------ Data for this task

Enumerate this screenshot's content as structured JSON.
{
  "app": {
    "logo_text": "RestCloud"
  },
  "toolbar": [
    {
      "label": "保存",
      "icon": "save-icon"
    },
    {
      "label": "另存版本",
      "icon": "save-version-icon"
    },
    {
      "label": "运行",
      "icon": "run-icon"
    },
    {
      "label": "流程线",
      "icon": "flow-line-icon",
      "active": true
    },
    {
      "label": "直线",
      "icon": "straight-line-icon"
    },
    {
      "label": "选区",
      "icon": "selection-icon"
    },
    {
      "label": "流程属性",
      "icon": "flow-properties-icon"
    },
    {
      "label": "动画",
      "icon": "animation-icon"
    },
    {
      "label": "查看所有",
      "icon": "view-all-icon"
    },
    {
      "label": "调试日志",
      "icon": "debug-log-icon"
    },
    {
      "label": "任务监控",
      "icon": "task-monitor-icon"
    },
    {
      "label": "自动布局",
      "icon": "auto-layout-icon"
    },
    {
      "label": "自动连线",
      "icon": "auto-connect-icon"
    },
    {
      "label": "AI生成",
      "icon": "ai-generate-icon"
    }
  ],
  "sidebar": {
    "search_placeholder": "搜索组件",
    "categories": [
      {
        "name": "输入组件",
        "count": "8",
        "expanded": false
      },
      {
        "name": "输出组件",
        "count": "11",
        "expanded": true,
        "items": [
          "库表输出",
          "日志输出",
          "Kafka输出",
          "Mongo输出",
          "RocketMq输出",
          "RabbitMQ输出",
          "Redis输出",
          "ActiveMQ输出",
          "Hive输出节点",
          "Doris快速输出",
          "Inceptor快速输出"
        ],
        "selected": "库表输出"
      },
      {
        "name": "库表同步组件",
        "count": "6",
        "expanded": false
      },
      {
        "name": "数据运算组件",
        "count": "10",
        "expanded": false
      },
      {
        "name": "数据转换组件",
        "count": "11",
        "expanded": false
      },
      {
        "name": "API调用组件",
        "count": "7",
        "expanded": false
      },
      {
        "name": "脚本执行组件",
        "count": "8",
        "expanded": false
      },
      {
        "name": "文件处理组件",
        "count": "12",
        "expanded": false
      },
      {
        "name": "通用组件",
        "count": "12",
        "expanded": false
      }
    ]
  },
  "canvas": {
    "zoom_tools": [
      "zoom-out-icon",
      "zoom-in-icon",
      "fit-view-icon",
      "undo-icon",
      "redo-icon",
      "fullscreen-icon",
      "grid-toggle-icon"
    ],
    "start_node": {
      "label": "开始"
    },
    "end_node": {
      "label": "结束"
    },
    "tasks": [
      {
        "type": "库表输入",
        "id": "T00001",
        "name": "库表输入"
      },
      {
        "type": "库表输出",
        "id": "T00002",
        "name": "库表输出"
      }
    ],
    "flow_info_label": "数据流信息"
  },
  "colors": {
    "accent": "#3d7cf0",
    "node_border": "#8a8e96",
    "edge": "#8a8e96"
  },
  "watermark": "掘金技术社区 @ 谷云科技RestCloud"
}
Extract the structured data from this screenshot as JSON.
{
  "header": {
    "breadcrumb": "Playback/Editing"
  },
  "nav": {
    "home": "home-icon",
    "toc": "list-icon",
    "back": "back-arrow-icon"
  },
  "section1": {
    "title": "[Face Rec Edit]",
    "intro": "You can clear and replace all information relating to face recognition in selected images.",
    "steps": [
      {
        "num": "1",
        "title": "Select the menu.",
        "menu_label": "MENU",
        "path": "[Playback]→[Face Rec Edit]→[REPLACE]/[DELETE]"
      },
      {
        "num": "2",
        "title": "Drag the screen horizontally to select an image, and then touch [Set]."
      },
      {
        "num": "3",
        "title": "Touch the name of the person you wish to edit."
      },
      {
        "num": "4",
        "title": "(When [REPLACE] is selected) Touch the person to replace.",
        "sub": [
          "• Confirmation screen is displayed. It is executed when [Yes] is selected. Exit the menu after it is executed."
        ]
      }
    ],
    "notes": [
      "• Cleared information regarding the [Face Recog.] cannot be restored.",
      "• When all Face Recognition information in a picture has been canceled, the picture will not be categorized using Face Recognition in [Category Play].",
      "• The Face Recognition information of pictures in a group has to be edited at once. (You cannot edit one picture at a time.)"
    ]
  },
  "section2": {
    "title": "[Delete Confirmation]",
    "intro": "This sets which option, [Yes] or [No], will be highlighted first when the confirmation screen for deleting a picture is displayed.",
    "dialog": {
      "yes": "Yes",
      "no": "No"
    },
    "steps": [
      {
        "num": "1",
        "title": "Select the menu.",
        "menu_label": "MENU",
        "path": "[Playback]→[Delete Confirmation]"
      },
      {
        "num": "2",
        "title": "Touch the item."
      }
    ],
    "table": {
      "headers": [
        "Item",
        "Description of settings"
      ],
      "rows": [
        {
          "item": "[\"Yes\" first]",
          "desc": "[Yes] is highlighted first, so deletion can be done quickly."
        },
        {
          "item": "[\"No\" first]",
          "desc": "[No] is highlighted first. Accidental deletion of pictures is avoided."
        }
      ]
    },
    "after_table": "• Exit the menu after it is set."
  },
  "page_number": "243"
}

------------

Using the data above, repeat every line exactly.

§ Result for this exercise:
Enumerate this screenshot's content as structured JSON.
{
  "app": {
    "logo_text": "RestCloud"
  },
  "toolbar": [
    {
      "label": "保存",
      "icon": "save-icon"
    },
    {
      "label": "另存版本",
      "icon": "save-version-icon"
    },
    {
      "label": "运行",
      "icon": "run-icon"
    },
    {
      "label": "流程线",
      "icon": "flow-line-icon",
      "active": true
    },
    {
      "label": "直线",
      "icon": "straight-line-icon"
    },
    {
      "label": "选区",
      "icon": "selection-icon"
    },
    {
      "label": "流程属性",
      "icon": "flow-properties-icon"
    },
    {
      "label": "动画",
      "icon": "animation-icon"
    },
    {
      "label": "查看所有",
      "icon": "view-all-icon"
    },
    {
      "label": "调试日志",
      "icon": "debug-log-icon"
    },
    {
      "label": "任务监控",
      "icon": "task-monitor-icon"
    },
    {
      "label": "自动布局",
      "icon": "auto-layout-icon"
    },
    {
      "label": "自动连线",
      "icon": "auto-connect-icon"
    },
    {
      "label": "AI生成",
      "icon": "ai-generate-icon"
    }
  ],
  "sidebar": {
    "search_placeholder": "搜索组件",
    "categories": [
      {
        "name": "输入组件",
        "count": "8",
        "expanded": false
      },
      {
        "name": "输出组件",
        "count": "11",
        "expanded": true,
        "items": [
          "库表输出",
          "日志输出",
          "Kafka输出",
          "Mongo输出",
          "RocketMq输出",
          "RabbitMQ输出",
          "Redis输出",
          "ActiveMQ输出",
          "Hive输出节点",
          "Doris快速输出",
          "Inceptor快速输出"
        ],
        "selected": "库表输出"
      },
      {
        "name": "库表同步组件",
        "count": "6",
        "expanded": false
      },
      {
        "name": "数据运算组件",
        "count": "10",
        "expanded": false
      },
      {
        "name": "数据转换组件",
        "count": "11",
        "expanded": false
      },
      {
        "name": "API调用组件",
        "count": "7",
        "expanded": false
      },
      {
        "name": "脚本执行组件",
        "count": "8",
        "expanded": false
      },
      {
        "name": "文件处理组件",
        "count": "12",
        "expanded": false
      },
      {
        "name": "通用组件",
        "count": "12",
        "expanded": false
      }
    ]
  },
  "canvas": {
    "zoom_tools": [
      "zoom-out-icon",
      "zoom-in-icon",
      "fit-view-icon",
      "undo-icon",
      "redo-icon",
      "fullscreen-icon",
      "grid-toggle-icon"
    ],
    "start_node": {
      "label": "开始"
    },
    "end_node": {
      "label": "结束"
    },
    "tasks": [
      {
        "type": "库表输入",
        "id": "T00001",
        "name": "库表输入"
      },
      {
        "type": "库表输出",
        "id": "T00002",
        "name": "库表输出"
      }
    ],
    "flow_info_label": "数据流信息"
  },
  "colors": {
    "accent": "#3d7cf0",
    "node_border": "#8a8e96",
    "edge": "#8a8e96"
  },
  "watermark": "掘金技术社区 @ 谷云科技RestCloud"
}
Extract the structured data from this screenshot as JSON.
{
  "header": {
    "breadcrumb": "Playback/Editing"
  },
  "nav": {
    "home": "home-icon",
    "toc": "list-icon",
    "back": "back-arrow-icon"
  },
  "section1": {
    "title": "[Face Rec Edit]",
    "intro": "You can clear and replace all information relating to face recognition in selected images.",
    "steps": [
      {
        "num": "1",
        "title": "Select the menu.",
        "menu_label": "MENU",
        "path": "[Playback]→[Face Rec Edit]→[REPLACE]/[DELETE]"
      },
      {
        "num": "2",
        "title": "Drag the screen horizontally to select an image, and then touch [Set]."
      },
      {
        "num": "3",
        "title": "Touch the name of the person you wish to edit."
      },
      {
        "num": "4",
        "title": "(When [REPLACE] is selected) Touch the person to replace.",
        "sub": [
          "• Confirmation screen is displayed. It is executed when [Yes] is selected. Exit the menu after it is executed."
        ]
      }
    ],
    "notes": [
      "• Cleared information regarding the [Face Recog.] cannot be restored.",
      "• When all Face Recognition information in a picture has been canceled, the picture will not be categorized using Face Recognition in [Category Play].",
      "• The Face Recognition information of pictures in a group has to be edited at once. (You cannot edit one picture at a time.)"
    ]
  },
  "section2": {
    "title": "[Delete Confirmation]",
    "intro": "This sets which option, [Yes] or [No], will be highlighted first when the confirmation screen for deleting a picture is displayed.",
    "dialog": {
      "yes": "Yes",
      "no": "No"
    },
    "steps": [
      {
        "num": "1",
        "title": "Select the menu.",
        "menu_label": "MENU",
        "path": "[Playback]→[Delete Confirmation]"
      },
      {
        "num": "2",
        "title": "Touch the item."
      }
    ],
    "table": {
      "headers": [
        "Item",
        "Description of settings"
      ],
      "rows": [
        {
          "item": "[\"Yes\" first]",
          "desc": "[Yes] is highlighted first, so deletion can be done quickly."
        },
        {
          "item": "[\"No\" first]",
          "desc": "[No] is highlighted first. Accidental deletion of pictures is avoided."
        }
      ]
    },
    "after_table": "• Exit the menu after it is set."
  },
  "page_number": "243"
}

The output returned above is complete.